## begin Items

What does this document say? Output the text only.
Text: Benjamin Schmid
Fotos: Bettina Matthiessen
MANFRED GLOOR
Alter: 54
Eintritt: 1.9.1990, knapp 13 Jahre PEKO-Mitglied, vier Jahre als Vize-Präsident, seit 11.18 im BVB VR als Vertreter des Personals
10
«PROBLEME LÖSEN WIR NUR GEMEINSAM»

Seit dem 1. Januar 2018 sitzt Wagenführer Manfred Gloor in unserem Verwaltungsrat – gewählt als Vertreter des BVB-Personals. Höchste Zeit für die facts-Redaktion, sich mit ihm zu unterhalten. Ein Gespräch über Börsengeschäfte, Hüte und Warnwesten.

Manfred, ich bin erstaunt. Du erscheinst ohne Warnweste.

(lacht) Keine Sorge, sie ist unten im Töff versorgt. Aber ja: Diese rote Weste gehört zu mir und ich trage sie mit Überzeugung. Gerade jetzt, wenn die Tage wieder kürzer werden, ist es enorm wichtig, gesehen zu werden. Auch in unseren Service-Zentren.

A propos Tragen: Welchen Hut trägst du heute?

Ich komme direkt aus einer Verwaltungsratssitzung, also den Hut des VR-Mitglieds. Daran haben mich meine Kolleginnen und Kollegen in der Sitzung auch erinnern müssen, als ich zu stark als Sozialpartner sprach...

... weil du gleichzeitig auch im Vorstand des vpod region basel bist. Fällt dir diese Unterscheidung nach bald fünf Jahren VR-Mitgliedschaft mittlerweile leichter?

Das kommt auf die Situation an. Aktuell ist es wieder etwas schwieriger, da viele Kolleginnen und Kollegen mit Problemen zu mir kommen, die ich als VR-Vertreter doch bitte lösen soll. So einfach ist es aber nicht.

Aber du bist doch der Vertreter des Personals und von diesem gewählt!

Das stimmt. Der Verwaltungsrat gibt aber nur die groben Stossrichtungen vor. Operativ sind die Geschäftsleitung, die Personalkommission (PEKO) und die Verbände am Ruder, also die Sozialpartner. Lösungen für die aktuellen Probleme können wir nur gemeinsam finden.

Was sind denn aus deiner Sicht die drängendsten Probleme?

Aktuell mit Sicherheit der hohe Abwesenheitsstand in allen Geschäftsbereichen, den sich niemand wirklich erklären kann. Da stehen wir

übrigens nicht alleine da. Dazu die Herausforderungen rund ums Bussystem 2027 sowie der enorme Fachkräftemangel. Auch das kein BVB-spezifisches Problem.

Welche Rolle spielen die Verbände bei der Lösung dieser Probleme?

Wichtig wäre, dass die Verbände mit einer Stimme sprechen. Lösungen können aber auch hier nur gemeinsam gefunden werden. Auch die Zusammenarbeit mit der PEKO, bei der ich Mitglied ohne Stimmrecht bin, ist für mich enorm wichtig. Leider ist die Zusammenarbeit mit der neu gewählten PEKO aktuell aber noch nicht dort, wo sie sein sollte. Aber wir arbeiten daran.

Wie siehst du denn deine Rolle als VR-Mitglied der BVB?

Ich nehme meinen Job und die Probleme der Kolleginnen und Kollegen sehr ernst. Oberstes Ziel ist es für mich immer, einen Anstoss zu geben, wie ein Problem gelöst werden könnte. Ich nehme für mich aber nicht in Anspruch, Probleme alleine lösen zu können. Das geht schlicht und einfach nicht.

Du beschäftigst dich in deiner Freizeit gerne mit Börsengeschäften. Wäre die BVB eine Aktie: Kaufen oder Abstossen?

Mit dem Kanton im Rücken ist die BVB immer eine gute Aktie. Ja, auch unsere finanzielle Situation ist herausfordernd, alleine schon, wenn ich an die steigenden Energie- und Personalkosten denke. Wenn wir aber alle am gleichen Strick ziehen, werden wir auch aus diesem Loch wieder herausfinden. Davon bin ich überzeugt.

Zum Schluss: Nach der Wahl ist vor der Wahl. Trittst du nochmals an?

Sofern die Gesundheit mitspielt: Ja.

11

## end Items

## Exercise:
Exactly reproduce every record.

## Response to the exercise:
What does this document say? Output the text only.
Text: Benjamin Schmid
Fotos: Bettina Matthiessen
MANFRED GLOOR
Alter: 54
Eintritt: 1.9.1990, knapp 13 Jahre PEKO-Mitglied, vier Jahre als Vize-Präsident, seit 11.18 im BVB VR als Vertreter des Personals
10
«PROBLEME LÖSEN WIR NUR GEMEINSAM»

Seit dem 1. Januar 2018 sitzt Wagenführer Manfred Gloor in unserem Verwaltungsrat – gewählt als Vertreter des BVB-Personals. Höchste Zeit für die facts-Redaktion, sich mit ihm zu unterhalten. Ein Gespräch über Börsengeschäfte, Hüte und Warnwesten.

Manfred, ich bin erstaunt. Du erscheinst ohne Warnweste.

(lacht) Keine Sorge, sie ist unten im Töff versorgt. Aber ja: Diese rote Weste gehört zu mir und ich trage sie mit Überzeugung. Gerade jetzt, wenn die Tage wieder kürzer werden, ist es enorm wichtig, gesehen zu werden. Auch in unseren Service-Zentren.

A propos Tragen: Welchen Hut trägst du heute?

Ich komme direkt aus einer Verwaltungsratssitzung, also den Hut des VR-Mitglieds. Daran haben mich meine Kolleginnen und Kollegen in der Sitzung auch erinnern müssen, als ich zu stark als Sozialpartner sprach...

... weil du gleichzeitig auch im Vorstand des vpod region basel bist. Fällt dir diese Unterscheidung nach bald fünf Jahren VR-Mitgliedschaft mittlerweile leichter?

Das kommt auf die Situation an. Aktuell ist es wieder etwas schwieriger, da viele Kolleginnen und Kollegen mit Problemen zu mir kommen, die ich als VR-Vertreter doch bitte lösen soll. So einfach ist es aber nicht.

Aber du bist doch der Vertreter des Personals und von diesem gewählt!

Das stimmt. Der Verwaltungsrat gibt aber nur die groben Stossrichtungen vor. Operativ sind die Geschäftsleitung, die Personalkommission (PEKO) und die Verbände am Ruder, also die Sozialpartner. Lösungen für die aktuellen Probleme können wir nur gemeinsam finden.

Was sind denn aus deiner Sicht die drängendsten Probleme?

Aktuell mit Sicherheit der hohe Abwesenheitsstand in allen Geschäftsbereichen, den sich niemand wirklich erklären kann. Da stehen wir

übrigens nicht alleine da. Dazu die Herausforderungen rund ums Bussystem 2027 sowie der enorme Fachkräftemangel. Auch das kein BVB-spezifisches Problem.

Welche Rolle spielen die Verbände bei der Lösung dieser Probleme?

Wichtig wäre, dass die Verbände mit einer Stimme sprechen. Lösungen können aber auch hier nur gemeinsam gefunden werden. Auch die Zusammenarbeit mit der PEKO, bei der ich Mitglied ohne Stimmrecht bin, ist für mich enorm wichtig. Leider ist die Zusammenarbeit mit der neu gewählten PEKO aktuell aber noch nicht dort, wo sie sein sollte. Aber wir arbeiten daran.

Wie siehst du denn deine Rolle als VR-Mitglied der BVB?

Ich nehme meinen Job und die Probleme der Kolleginnen und Kollegen sehr ernst. Oberstes Ziel ist es für mich immer, einen Anstoss zu geben, wie ein Problem gelöst werden könnte. Ich nehme für mich aber nicht in Anspruch, Probleme alleine lösen zu können. Das geht schlicht und einfach nicht.

Du beschäftigst dich in deiner Freizeit gerne mit Börsengeschäften. Wäre die BVB eine Aktie: Kaufen oder Abstossen?

Mit dem Kanton im Rücken ist die BVB immer eine gute Aktie. Ja, auch unsere finanzielle Situation ist herausfordernd, alleine schon, wenn ich an die steigenden Energie- und Personalkosten denke. Wenn wir aber alle am gleichen Strick ziehen, werden wir auch aus diesem Loch wieder herausfinden. Davon bin ich überzeugt.

Zum Schluss: Nach der Wahl ist vor der Wahl. Trittst du nochmals an?

Sofern die Gesundheit mitspielt: Ja.

11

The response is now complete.